- _Problem requirements_:
Copy out all the entries word for word.

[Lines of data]
--- begin ---
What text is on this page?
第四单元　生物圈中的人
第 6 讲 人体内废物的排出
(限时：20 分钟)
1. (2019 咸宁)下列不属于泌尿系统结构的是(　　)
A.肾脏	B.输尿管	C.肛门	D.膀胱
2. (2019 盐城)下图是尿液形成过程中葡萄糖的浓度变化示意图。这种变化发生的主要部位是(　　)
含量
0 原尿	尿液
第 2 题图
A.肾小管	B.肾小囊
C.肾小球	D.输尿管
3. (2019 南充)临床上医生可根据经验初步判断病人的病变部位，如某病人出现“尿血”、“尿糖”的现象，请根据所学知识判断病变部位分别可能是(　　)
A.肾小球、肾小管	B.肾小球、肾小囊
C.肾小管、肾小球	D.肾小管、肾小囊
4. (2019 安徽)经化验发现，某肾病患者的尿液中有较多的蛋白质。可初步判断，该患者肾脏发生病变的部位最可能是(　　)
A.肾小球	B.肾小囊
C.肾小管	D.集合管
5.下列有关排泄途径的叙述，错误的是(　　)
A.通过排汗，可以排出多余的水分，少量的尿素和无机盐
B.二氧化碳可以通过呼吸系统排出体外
--- end ---
- _Answer to this problem_:
What text is on this page?
第四单元　生物圈中的人
第 6 讲 人体内废物的排出
(限时：20 分钟)
1. (2019 咸宁)下列不属于泌尿系统结构的是(　　)
A.肾脏	B.输尿管	C.肛门	D.膀胱
2. (2019 盐城)下图是尿液形成过程中葡萄糖的浓度变化示意图。这种变化发生的主要部位是(　　)
含量
0 原尿	尿液
第 2 题图
A.肾小管	B.肾小囊
C.肾小球	D.输尿管
3. (2019 南充)临床上医生可根据经验初步判断病人的病变部位，如某病人出现“尿血”、“尿糖”的现象，请根据所学知识判断病变部位分别可能是(　　)
A.肾小球、肾小管	B.肾小球、肾小囊
C.肾小管、肾小球	D.肾小管、肾小囊
4. (2019 安徽)经化验发现，某肾病患者的尿液中有较多的蛋白质。可初步判断，该患者肾脏发生病变的部位最可能是(　　)
A.肾小球	B.肾小囊
C.肾小管	D.集合管
5.下列有关排泄途径的叙述，错误的是(　　)
A.通过排汗，可以排出多余的水分，少量的尿素和无机盐
B.二氧化碳可以通过呼吸系统排出体外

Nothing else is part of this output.